[What you need to do]: Find the string "name" in the entries and copy each line that has it.
++++++++++++++++++++
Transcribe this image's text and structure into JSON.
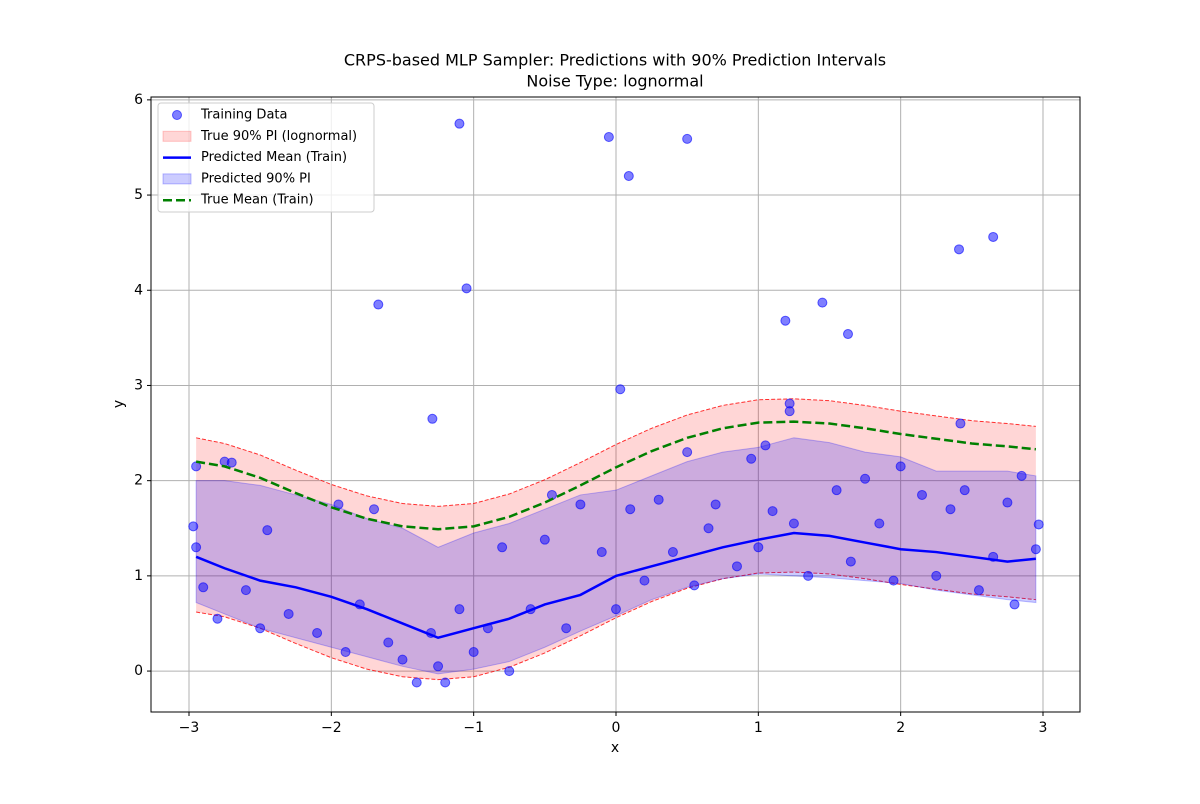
{
  "chart_data": {
    "type": "line",
    "title": "CRPS-based MLP Sampler: Predictions with 90% Prediction Intervals",
    "subtitle": "Noise Type: lognormal",
    "x_label": "x",
    "y_label": "y",
    "xlim": [
      -3.267,
      3.26
    ],
    "ylim": [
      -0.43,
      6.03
    ],
    "xticks": [
      {
        "value": -3,
        "label": "−3"
      },
      {
        "value": -2,
        "label": "−2"
      },
      {
        "value": -1,
        "label": "−1"
      },
      0,
      1,
      2,
      3
    ],
    "yticks": [
      0,
      1,
      2,
      3,
      4,
      5,
      6
    ],
    "grid": true,
    "legend": "upper left",
    "x": [
      -2.95,
      -2.75,
      -2.5,
      -2.25,
      -2,
      -1.75,
      -1.5,
      -1.25,
      -1,
      -0.75,
      -0.5,
      -0.25,
      0,
      0.25,
      0.5,
      0.75,
      1,
      1.25,
      1.5,
      1.75,
      2,
      2.25,
      2.5,
      2.75,
      2.95
    ],
    "series": [
      {
        "name": "Training Data",
        "type": "scatter",
        "color": "#0000ff",
        "x": [
          -1.1,
          -0.05,
          0.5,
          0.09,
          2.65,
          2.41,
          -1.05,
          1.45,
          -1.67,
          1.19,
          1.63,
          0.03,
          -1.29,
          1.22,
          2.42,
          1.22,
          0.5,
          1.05,
          0.95,
          -2.95,
          -2.75,
          -2.7,
          -2.97,
          -2.95,
          -2.9,
          -2.8,
          -2.6,
          -2.5,
          -2.45,
          -2.3,
          -2.1,
          -1.95,
          -1.9,
          -1.8,
          -1.7,
          -1.6,
          -1.5,
          -1.4,
          -1.3,
          -1.25,
          -1.2,
          -1.1,
          -1.0,
          -0.9,
          -0.8,
          -0.75,
          -0.6,
          -0.5,
          -0.45,
          -0.35,
          -0.25,
          -0.1,
          0.0,
          0.1,
          0.2,
          0.3,
          0.4,
          0.55,
          0.65,
          0.7,
          0.85,
          1.0,
          1.1,
          1.25,
          1.35,
          1.55,
          1.65,
          1.75,
          1.85,
          1.95,
          2.0,
          2.15,
          2.25,
          2.35,
          2.45,
          2.55,
          2.65,
          2.75,
          2.8,
          2.85,
          2.95,
          2.97
        ],
        "values": [
          5.75,
          5.61,
          5.59,
          5.2,
          4.56,
          4.43,
          4.02,
          3.87,
          3.85,
          3.68,
          3.54,
          2.96,
          2.65,
          2.81,
          2.6,
          2.73,
          2.3,
          2.37,
          2.23,
          2.15,
          2.2,
          2.19,
          1.52,
          1.3,
          0.88,
          0.55,
          0.85,
          0.45,
          1.48,
          0.6,
          0.4,
          1.75,
          0.2,
          0.7,
          1.7,
          0.3,
          0.12,
          -0.12,
          0.4,
          0.05,
          -0.12,
          0.65,
          0.2,
          0.45,
          1.3,
          0.0,
          0.65,
          1.38,
          1.85,
          0.45,
          1.75,
          1.25,
          0.65,
          1.7,
          0.95,
          1.8,
          1.25,
          0.9,
          1.5,
          1.75,
          1.1,
          1.3,
          1.68,
          1.55,
          1.0,
          1.9,
          1.15,
          2.02,
          1.55,
          0.95,
          2.15,
          1.85,
          1.0,
          1.7,
          1.9,
          0.85,
          1.2,
          1.77,
          0.7,
          2.05,
          1.28,
          1.54
        ]
      },
      {
        "name": "True 90% PI (lognormal)",
        "type": "band",
        "color": "#ff0000",
        "lower": [
          0.62,
          0.57,
          0.45,
          0.29,
          0.14,
          0.02,
          -0.06,
          -0.09,
          -0.06,
          0.04,
          0.19,
          0.37,
          0.56,
          0.73,
          0.87,
          0.97,
          1.03,
          1.04,
          1.02,
          0.97,
          0.91,
          0.86,
          0.81,
          0.78,
          0.75
        ],
        "upper": [
          2.45,
          2.39,
          2.27,
          2.11,
          1.96,
          1.84,
          1.76,
          1.73,
          1.76,
          1.86,
          2.01,
          2.19,
          2.38,
          2.55,
          2.69,
          2.79,
          2.85,
          2.86,
          2.84,
          2.79,
          2.73,
          2.68,
          2.63,
          2.6,
          2.57
        ]
      },
      {
        "name": "Predicted Mean (Train)",
        "type": "line",
        "color": "#0000ff",
        "values": [
          1.2,
          1.08,
          0.95,
          0.88,
          0.78,
          0.65,
          0.5,
          0.35,
          0.45,
          0.55,
          0.7,
          0.8,
          1.0,
          1.1,
          1.2,
          1.3,
          1.38,
          1.45,
          1.42,
          1.35,
          1.28,
          1.25,
          1.2,
          1.15,
          1.18
        ]
      },
      {
        "name": "Predicted 90% PI",
        "type": "band",
        "color": "#0000ff",
        "lower": [
          0.72,
          0.6,
          0.45,
          0.35,
          0.25,
          0.15,
          0.05,
          -0.03,
          0.02,
          0.1,
          0.25,
          0.42,
          0.58,
          0.75,
          0.88,
          0.97,
          1.02,
          1.0,
          0.98,
          0.95,
          0.92,
          0.85,
          0.8,
          0.75,
          0.72
        ],
        "upper": [
          2.0,
          2.0,
          1.95,
          1.85,
          1.75,
          1.6,
          1.5,
          1.3,
          1.45,
          1.55,
          1.7,
          1.85,
          1.9,
          2.05,
          2.2,
          2.3,
          2.35,
          2.45,
          2.4,
          2.3,
          2.25,
          2.1,
          2.1,
          2.1,
          2.05
        ]
      },
      {
        "name": "True Mean (Train)",
        "type": "dashed-line",
        "color": "#008000",
        "values": [
          2.2,
          2.15,
          2.03,
          1.87,
          1.72,
          1.6,
          1.52,
          1.49,
          1.52,
          1.62,
          1.77,
          1.95,
          2.14,
          2.31,
          2.45,
          2.55,
          2.61,
          2.62,
          2.6,
          2.55,
          2.49,
          2.44,
          2.39,
          2.36,
          2.33
        ]
      }
    ]
  }
}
++++++++++++++++++++
[Correct output]:
        "name": "Training Data",
        "name": "True 90% PI (lognormal)",
        "name": "Predicted Mean (Train)",
        "name": "Predicted 90% PI",
        "name": "True Mean (Train)",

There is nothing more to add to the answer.